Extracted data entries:
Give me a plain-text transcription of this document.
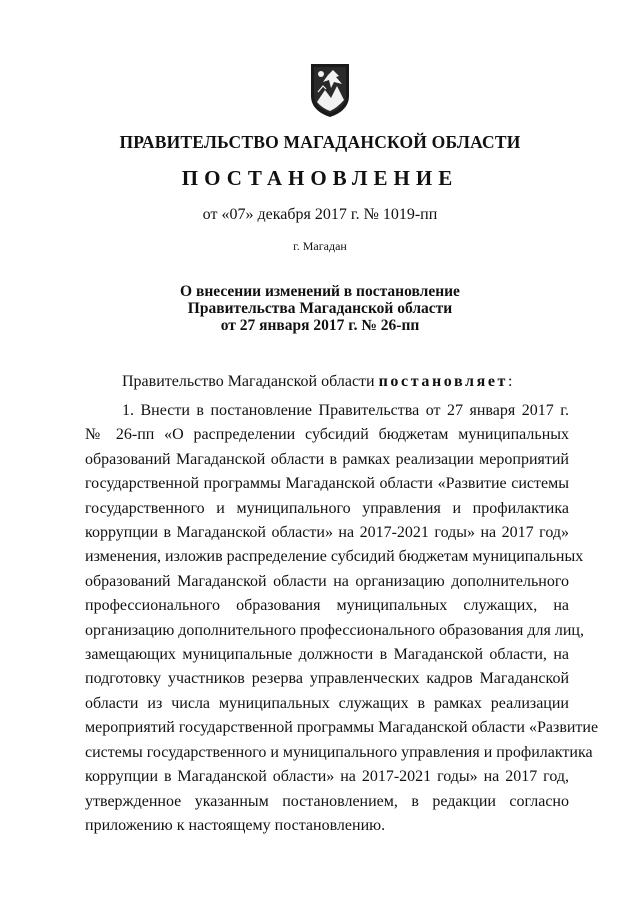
ПРАВИТЕЛЬСТВО МАГАДАНСКОЙ ОБЛАСТИ
ПОСТАНОВЛЕНИЕ
от «07» декабря 2017 г. № 1019-пп
г. Магадан
О внесении изменений в постановление
Правительства Магаданской области
от 27 января 2017 г. № 26-пп
Правительство Магаданской области постановляет:
1. Внести в постановление Правительства от 27 января 2017 г.
№ 26-пп «О распределении субсидий бюджетам муниципальных
образований Магаданской области в рамках реализации мероприятий
государственной программы Магаданской области «Развитие системы
государственного и муниципального управления и профилактика
коррупции в Магаданской области» на 2017-2021 годы» на 2017 год»
изменения, изложив распределение субсидий бюджетам муниципальных
образований Магаданской области на организацию дополнительного
профессионального образования муниципальных служащих, на
организацию дополнительного профессионального образования для лиц,
замещающих муниципальные должности в Магаданской области, на
подготовку участников резерва управленческих кадров Магаданской
области из числа муниципальных служащих в рамках реализации
мероприятий государственной программы Магаданской области «Развитие
системы государственного и муниципального управления и профилактика
коррупции в Магаданской области» на 2017-2021 годы» на 2017 год,
утвержденное указанным постановлением, в редакции согласно
приложению к настоящему постановлению.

* [The problem]:
Leave images out of the retyped records; keep all else exact.

* [The result]:
Give me a plain-text transcription of this document.
ПРАВИТЕЛЬСТВО МАГАДАНСКОЙ ОБЛАСТИ
ПОСТАНОВЛЕНИЕ
от «07» декабря 2017 г. № 1019-пп
г. Магадан
О внесении изменений в постановление
Правительства Магаданской области
от 27 января 2017 г. № 26-пп
Правительство Магаданской области постановляет:
1. Внести в постановление Правительства от 27 января 2017 г.
№ 26-пп «О распределении субсидий бюджетам муниципальных
образований Магаданской области в рамках реализации мероприятий
государственной программы Магаданской области «Развитие системы
государственного и муниципального управления и профилактика
коррупции в Магаданской области» на 2017-2021 годы» на 2017 год»
изменения, изложив распределение субсидий бюджетам муниципальных
образований Магаданской области на организацию дополнительного
профессионального образования муниципальных служащих, на
организацию дополнительного профессионального образования для лиц,
замещающих муниципальные должности в Магаданской области, на
подготовку участников резерва управленческих кадров Магаданской
области из числа муниципальных служащих в рамках реализации
мероприятий государственной программы Магаданской области «Развитие
системы государственного и муниципального управления и профилактика
коррупции в Магаданской области» на 2017-2021 годы» на 2017 год,
утвержденное указанным постановлением, в редакции согласно
приложению к настоящему постановлению.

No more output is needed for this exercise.